__BRIEF__. Search the records below for "Bdellovibrionota"; copy each line that has it.

__WORKING DATA__.
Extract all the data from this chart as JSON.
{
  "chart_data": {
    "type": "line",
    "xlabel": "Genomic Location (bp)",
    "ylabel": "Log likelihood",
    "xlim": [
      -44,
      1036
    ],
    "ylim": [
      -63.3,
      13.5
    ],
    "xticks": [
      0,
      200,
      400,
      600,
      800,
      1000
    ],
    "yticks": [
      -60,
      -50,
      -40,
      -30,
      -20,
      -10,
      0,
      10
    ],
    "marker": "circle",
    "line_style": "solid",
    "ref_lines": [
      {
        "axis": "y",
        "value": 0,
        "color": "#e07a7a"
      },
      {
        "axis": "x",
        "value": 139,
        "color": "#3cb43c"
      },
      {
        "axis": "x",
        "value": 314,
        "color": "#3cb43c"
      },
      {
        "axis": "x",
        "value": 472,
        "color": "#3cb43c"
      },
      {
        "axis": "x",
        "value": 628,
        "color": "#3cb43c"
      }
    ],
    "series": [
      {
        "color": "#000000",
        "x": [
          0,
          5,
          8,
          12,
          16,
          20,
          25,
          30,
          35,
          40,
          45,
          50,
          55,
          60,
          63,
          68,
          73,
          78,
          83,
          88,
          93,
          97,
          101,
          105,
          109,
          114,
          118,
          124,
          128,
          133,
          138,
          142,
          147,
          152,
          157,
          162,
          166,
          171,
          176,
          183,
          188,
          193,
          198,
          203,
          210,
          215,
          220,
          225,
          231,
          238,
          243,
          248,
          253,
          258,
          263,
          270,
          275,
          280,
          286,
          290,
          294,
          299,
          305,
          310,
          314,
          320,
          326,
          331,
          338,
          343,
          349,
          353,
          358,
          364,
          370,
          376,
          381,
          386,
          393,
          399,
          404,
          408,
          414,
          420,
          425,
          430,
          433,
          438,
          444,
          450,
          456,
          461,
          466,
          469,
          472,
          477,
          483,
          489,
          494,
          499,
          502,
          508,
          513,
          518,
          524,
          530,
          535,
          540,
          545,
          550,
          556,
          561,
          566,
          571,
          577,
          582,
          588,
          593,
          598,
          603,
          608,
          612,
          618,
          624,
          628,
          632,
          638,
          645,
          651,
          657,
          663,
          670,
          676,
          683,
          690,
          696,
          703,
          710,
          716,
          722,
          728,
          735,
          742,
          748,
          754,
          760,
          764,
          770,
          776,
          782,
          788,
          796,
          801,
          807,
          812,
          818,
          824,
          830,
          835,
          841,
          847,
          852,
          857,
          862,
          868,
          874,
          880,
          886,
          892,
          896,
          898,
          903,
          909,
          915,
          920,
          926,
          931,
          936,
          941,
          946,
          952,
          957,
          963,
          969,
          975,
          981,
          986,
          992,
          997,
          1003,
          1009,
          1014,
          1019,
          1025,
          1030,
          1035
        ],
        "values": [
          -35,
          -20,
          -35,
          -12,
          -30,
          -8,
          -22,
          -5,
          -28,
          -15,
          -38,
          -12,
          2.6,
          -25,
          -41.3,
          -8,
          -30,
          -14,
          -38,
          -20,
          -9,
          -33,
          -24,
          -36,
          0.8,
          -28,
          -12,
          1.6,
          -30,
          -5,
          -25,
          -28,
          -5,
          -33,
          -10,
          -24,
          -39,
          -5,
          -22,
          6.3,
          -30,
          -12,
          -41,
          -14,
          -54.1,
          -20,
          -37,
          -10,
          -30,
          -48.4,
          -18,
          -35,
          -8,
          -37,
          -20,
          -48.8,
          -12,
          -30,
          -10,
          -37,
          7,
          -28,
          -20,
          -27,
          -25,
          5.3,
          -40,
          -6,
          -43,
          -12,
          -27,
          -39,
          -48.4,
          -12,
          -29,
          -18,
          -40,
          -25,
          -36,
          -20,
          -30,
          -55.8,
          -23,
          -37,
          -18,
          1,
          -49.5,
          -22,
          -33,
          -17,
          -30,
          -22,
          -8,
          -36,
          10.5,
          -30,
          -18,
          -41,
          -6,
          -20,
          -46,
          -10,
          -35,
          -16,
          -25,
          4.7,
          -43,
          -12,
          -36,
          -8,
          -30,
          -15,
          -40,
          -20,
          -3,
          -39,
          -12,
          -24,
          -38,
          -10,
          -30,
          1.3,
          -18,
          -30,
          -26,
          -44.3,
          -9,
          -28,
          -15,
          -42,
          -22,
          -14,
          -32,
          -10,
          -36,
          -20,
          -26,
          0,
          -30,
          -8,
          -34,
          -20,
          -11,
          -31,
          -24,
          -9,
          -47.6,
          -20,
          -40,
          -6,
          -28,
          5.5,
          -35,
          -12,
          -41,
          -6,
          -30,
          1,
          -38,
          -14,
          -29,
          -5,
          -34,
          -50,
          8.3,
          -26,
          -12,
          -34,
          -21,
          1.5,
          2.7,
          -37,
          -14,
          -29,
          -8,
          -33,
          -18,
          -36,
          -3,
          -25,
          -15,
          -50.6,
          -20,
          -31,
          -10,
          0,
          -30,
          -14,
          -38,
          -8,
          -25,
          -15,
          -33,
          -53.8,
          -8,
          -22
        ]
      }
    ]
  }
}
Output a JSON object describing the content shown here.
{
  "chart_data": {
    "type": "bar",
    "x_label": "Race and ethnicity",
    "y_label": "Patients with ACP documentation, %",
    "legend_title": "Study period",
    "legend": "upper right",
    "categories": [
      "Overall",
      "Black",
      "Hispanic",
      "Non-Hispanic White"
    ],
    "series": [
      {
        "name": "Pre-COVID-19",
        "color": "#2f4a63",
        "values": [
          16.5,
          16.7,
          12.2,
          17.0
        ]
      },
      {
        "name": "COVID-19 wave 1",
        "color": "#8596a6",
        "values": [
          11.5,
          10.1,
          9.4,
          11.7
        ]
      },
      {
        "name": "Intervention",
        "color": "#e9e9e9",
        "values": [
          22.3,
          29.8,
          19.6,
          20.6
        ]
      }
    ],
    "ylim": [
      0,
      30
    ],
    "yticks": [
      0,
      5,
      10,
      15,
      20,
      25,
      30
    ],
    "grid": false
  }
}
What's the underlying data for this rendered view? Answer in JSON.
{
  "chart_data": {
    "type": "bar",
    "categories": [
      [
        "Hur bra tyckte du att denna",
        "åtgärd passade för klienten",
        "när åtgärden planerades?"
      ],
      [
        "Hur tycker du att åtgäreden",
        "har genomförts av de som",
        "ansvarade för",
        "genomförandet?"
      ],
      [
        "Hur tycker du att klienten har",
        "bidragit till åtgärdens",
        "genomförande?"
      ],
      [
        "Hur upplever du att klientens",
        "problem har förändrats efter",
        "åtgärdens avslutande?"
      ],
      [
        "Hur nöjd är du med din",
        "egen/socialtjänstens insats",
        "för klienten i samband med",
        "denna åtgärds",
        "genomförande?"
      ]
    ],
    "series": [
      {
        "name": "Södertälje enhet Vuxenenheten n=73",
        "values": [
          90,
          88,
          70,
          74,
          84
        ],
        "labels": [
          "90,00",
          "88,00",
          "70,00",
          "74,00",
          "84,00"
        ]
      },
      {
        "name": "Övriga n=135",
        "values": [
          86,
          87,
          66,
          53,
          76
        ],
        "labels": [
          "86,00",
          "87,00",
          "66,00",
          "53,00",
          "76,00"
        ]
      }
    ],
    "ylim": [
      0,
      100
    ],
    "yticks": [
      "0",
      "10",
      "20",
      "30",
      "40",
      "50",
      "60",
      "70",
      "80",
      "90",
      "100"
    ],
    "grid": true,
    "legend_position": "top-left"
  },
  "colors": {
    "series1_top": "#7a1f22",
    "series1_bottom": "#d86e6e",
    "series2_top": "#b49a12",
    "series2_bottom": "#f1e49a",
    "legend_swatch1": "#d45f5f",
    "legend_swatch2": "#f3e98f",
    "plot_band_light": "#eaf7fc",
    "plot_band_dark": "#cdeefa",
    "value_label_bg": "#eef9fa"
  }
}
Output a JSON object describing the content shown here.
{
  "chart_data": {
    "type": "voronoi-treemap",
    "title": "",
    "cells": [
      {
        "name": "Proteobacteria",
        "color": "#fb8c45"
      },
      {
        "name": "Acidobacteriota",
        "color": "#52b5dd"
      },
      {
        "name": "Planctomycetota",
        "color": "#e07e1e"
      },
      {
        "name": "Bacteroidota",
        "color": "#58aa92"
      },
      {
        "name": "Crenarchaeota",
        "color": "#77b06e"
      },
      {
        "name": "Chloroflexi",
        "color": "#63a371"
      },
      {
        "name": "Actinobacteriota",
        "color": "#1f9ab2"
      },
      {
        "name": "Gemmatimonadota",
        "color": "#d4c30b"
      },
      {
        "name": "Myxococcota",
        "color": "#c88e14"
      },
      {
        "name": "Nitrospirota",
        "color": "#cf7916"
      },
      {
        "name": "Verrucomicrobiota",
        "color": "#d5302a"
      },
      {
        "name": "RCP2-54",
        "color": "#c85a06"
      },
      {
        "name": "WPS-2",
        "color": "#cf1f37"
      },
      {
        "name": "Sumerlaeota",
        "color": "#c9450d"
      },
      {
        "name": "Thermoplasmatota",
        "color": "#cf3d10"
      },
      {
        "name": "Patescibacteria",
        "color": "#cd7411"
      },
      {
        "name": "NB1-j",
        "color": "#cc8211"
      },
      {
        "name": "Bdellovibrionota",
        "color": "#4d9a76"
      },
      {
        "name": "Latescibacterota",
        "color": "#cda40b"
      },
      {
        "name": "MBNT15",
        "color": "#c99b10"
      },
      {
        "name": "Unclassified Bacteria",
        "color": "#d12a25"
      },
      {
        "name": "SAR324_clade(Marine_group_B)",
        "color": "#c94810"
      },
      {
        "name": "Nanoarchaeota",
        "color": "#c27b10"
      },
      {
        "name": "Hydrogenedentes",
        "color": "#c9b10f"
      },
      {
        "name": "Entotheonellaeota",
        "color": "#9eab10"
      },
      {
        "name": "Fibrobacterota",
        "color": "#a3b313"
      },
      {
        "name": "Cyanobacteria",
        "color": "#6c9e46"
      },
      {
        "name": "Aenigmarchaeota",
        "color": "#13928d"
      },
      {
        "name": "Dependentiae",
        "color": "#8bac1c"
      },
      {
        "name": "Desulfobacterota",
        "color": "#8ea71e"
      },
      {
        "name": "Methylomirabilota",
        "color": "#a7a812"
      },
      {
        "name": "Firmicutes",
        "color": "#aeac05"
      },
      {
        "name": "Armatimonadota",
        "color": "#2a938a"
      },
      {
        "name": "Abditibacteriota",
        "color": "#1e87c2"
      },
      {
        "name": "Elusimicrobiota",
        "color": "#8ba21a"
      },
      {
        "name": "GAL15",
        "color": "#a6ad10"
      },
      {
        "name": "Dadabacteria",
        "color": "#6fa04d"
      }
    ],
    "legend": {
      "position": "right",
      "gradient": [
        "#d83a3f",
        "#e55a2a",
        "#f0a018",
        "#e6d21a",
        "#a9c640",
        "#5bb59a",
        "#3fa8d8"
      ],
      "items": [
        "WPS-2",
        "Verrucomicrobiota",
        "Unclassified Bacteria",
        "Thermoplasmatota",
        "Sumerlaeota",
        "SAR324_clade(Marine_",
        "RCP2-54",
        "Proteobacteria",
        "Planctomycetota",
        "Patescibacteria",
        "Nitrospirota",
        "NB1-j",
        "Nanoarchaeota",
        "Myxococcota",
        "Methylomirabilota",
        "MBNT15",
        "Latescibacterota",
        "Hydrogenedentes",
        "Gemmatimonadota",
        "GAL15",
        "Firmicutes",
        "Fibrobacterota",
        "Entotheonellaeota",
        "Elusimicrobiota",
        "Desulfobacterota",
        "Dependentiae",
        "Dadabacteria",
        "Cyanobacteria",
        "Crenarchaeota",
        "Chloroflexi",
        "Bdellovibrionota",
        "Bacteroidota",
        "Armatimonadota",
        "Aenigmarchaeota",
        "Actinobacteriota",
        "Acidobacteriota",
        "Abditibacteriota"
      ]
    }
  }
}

__ANSWER SPACE__.
        "name": "Bdellovibrionota",
        "Bdellovibrionota",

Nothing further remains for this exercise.